**TRAVAUX À EFFECTUER**
1 - Relevez tous les véhicules nommés dans le paragraphe du billet qui commence par « A propos de bouchons ».
2 - Dans le billet, recopiez le passage situé entre « A propos de » et « chenilles d’un char ! », ces mots compris, en substituant « autobus » à « trams ».

"Si tu es amer, plains-t'en." (proverbe gascon)

samedi 11 décembre 2010

La première circonscription


Touché que H. me fît suivre, à l’hôtel de Brienne, l’invitation d’artistes de ma bonne ville au vernissage de Sur les rails again!, une superbe exposition en l’honneur de mon retour aux affaires de l'État et du monde. Émouvante initiative qui prouve, mieux encore qu’un sondage, l’enthousiasme créatif qu’a déclenché mon entrée au gouvernement de la France ! Oui, poussé par mes administrées et mes administrés, me voilà de nouveau sur les rails, ministre du Train de surcroît, après plus de trois ans à rouiller sur une voie de garage !

Certaines œuvres, me dit-on, sont regroupées sous un titre énigmatique : « Hors du cru » ; référence sournoise, selon Denise, à quelque engagement non tenu de temps plein aux affaires municipales ; on ne veut plus me croire… Hélas, il fallait bien faire contre mauvaise fortune bon cœur ! Avouerai-je que c'est à Normal Sup que j'eus la révélation du Mentir-vrai d’Aragon, comme Claudel celle de Dieu derrière son pilier de Notre-Dame ? J'y suis resté fidèle. Il me plaît donc de voir plutôt dans cet « Hors du cru » une façon élégante d’insinuer que j’aurais quitté vignes et bouchon. Ce n’est pas faux, mais qu’on se rassure : millésimé 2010 excellent cru sous les ors de la République, j’ai retrouvé à Paris les joies de l’étiquette !

A propos de bouchons, je demeure aussi fidèle à notre gazette régionale, militairement servie chaque matin avec le café sur la table basse du salon bleu. J’y trouve aujourd’hui encore la relation de nos embarras de circulation, un tiers des automobilistes s’obstinant paraît-il à bouder nos transports en commun, pourtant plébiscités comme ma personne et toute mon œuvre par la population. Que ces objecteurs sans conscience prennent bien garde : ma patience a des limites ! Au lieu de trams, leur plairait-il que je misse de force à leur disposition des camions bâchés de l’armée ? Si j’envoie la troupe, croyez-moi, leurs 4x4 ne pèseront pas bien lourd sous les chenilles d’un char !

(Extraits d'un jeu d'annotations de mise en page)
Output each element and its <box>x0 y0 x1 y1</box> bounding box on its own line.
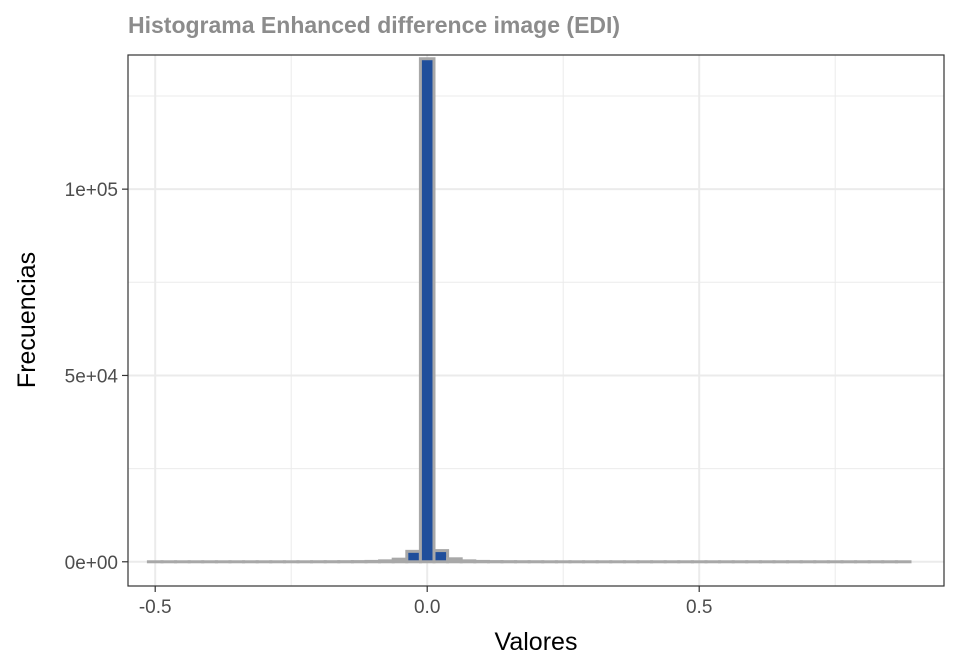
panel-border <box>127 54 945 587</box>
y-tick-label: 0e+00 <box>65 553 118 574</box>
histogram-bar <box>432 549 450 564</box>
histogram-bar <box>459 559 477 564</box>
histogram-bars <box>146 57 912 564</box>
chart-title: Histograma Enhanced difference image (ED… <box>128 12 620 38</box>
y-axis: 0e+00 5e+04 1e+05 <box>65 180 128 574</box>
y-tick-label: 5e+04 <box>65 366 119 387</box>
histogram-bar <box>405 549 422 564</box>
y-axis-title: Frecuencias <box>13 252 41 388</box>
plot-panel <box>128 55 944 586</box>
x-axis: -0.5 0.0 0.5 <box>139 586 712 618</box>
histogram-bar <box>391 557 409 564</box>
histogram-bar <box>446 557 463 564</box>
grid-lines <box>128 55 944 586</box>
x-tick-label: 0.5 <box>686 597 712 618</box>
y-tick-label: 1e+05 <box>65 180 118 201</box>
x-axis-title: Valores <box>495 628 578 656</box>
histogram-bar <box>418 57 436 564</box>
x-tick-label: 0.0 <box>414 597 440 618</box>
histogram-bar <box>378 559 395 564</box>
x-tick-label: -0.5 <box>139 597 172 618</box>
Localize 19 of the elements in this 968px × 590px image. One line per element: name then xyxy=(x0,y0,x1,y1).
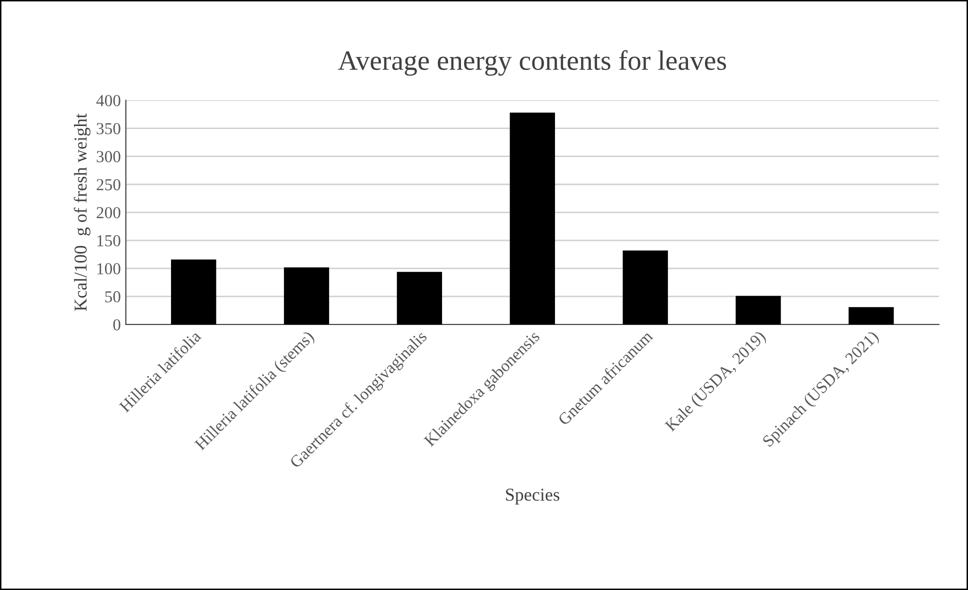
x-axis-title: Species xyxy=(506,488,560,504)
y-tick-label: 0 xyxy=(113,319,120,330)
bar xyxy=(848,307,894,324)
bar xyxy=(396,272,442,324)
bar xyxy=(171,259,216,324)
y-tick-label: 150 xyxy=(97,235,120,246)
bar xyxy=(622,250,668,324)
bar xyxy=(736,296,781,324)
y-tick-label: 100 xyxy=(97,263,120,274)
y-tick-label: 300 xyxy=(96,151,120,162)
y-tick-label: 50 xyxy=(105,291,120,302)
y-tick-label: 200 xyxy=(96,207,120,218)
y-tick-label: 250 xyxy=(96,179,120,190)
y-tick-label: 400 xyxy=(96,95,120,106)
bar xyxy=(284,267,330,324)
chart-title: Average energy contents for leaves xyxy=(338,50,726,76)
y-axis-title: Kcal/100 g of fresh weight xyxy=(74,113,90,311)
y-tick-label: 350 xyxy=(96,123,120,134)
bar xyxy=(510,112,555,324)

**RÉSULTATS PAR TÂCHE**
1 - trams ; camions bâchés de l'armée ; 4x4 ; char

2 -
A propos de bouchons, je demeure aussi fidèle à notre gazette régionale, militairement servie chaque matin avec le café sur la table basse du salon bleu. J’y trouve aujourd’hui encore la relation de nos embarras de circulation, un tiers des automobilistes s’obstinant paraît-il à bouder nos transports en commun, pourtant plébiscités comme ma personne et toute mon œuvre par la population. Que ces objecteurs sans conscience prennent bien garde : ma patience a des limites ! Au lieu de autobus, leur plairait-il que je misse de force à leur disposition des camions bâchés de l’armée ? Si j’envoie la troupe, croyez-moi, leurs 4x4 ne pèseront pas bien lourd sous les chenilles d’un char !